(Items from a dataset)
::::::

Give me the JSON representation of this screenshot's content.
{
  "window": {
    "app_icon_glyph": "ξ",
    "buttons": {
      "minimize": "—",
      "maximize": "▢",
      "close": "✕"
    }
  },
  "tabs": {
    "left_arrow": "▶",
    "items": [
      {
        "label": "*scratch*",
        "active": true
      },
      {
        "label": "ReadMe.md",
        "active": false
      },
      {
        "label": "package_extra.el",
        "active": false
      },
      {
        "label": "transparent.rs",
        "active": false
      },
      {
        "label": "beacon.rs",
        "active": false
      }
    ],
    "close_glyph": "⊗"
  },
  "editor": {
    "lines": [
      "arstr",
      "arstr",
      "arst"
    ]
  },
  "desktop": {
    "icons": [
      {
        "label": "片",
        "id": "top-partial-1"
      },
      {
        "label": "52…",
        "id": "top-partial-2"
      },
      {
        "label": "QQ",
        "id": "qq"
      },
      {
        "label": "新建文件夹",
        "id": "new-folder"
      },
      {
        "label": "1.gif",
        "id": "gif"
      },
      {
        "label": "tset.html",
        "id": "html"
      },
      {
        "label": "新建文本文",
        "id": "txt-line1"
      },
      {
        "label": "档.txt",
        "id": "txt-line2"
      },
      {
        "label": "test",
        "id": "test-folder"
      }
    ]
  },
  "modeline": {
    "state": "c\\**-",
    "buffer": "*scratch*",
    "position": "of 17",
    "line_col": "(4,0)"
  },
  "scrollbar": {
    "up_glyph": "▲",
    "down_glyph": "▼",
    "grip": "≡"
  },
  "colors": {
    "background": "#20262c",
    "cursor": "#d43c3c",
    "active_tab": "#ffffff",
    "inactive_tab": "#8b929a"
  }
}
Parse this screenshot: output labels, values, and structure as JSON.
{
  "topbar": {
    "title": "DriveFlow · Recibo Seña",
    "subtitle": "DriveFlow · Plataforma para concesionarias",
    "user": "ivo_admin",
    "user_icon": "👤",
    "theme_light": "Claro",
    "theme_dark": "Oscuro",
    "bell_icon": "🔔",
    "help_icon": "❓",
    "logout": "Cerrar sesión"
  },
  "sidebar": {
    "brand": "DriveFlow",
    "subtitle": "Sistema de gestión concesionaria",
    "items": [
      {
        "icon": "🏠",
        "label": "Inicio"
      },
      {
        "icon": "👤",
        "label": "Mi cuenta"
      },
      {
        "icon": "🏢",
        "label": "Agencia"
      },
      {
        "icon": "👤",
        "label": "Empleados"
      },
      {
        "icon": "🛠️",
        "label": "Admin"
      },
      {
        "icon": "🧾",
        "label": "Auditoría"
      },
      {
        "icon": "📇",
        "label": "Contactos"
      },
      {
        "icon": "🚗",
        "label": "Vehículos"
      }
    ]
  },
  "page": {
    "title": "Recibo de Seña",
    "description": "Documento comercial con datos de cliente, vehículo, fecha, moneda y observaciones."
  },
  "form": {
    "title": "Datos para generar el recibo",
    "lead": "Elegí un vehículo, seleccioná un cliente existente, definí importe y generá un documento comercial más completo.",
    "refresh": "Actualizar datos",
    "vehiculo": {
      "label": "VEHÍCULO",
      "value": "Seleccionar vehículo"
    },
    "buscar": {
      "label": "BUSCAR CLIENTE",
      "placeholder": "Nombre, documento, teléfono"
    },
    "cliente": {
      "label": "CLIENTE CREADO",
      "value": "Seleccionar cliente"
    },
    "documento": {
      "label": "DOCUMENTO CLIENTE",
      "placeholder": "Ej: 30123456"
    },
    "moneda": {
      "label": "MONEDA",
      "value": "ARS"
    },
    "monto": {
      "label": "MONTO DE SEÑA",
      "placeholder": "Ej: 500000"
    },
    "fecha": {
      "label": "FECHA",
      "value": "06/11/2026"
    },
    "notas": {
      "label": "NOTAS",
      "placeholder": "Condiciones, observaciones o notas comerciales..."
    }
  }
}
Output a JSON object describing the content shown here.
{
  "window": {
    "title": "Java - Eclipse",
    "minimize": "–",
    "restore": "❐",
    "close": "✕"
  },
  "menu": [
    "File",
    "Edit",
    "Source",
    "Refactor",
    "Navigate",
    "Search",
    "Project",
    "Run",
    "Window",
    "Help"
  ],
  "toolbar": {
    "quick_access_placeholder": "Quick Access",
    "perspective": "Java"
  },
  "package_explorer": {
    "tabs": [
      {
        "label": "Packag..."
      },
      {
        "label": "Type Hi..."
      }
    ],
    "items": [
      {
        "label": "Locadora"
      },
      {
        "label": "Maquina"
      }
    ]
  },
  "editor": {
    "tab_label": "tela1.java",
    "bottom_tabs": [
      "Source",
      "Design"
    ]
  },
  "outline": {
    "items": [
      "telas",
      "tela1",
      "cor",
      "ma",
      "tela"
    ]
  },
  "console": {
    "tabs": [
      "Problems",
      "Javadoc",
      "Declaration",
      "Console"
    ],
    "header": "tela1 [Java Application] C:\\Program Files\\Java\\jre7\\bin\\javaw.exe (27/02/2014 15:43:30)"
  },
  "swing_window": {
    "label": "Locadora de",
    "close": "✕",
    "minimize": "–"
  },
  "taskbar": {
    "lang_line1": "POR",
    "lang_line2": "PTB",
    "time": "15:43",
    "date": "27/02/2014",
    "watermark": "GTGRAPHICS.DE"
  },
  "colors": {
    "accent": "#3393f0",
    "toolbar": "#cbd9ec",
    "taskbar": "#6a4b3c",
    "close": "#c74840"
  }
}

::::::

WHAT THE TASK REQUIRES – Repeat exactly the lines from the line containing "Output a JSON" through the end of the listing above; both boundary lines are part of the output.

ANSWER FOR THIS EXERCISE –
Output a JSON object describing the content shown here.
{
  "window": {
    "title": "Java - Eclipse",
    "minimize": "–",
    "restore": "❐",
    "close": "✕"
  },
  "menu": [
    "File",
    "Edit",
    "Source",
    "Refactor",
    "Navigate",
    "Search",
    "Project",
    "Run",
    "Window",
    "Help"
  ],
  "toolbar": {
    "quick_access_placeholder": "Quick Access",
    "perspective": "Java"
  },
  "package_explorer": {
    "tabs": [
      {
        "label": "Packag..."
      },
      {
        "label": "Type Hi..."
      }
    ],
    "items": [
      {
        "label": "Locadora"
      },
      {
        "label": "Maquina"
      }
    ]
  },
  "editor": {
    "tab_label": "tela1.java",
    "bottom_tabs": [
      "Source",
      "Design"
    ]
  },
  "outline": {
    "items": [
      "telas",
      "tela1",
      "cor",
      "ma",
      "tela"
    ]
  },
  "console": {
    "tabs": [
      "Problems",
      "Javadoc",
      "Declaration",
      "Console"
    ],
    "header": "tela1 [Java Application] C:\\Program Files\\Java\\jre7\\bin\\javaw.exe (27/02/2014 15:43:30)"
  },
  "swing_window": {
    "label": "Locadora de",
    "close": "✕",
    "minimize": "–"
  },
  "taskbar": {
    "lang_line1": "POR",
    "lang_line2": "PTB",
    "time": "15:43",
    "date": "27/02/2014",
    "watermark": "GTGRAPHICS.DE"
  },
  "colors": {
    "accent": "#3393f0",
    "toolbar": "#cbd9ec",
    "taskbar": "#6a4b3c",
    "close": "#c74840"
  }
}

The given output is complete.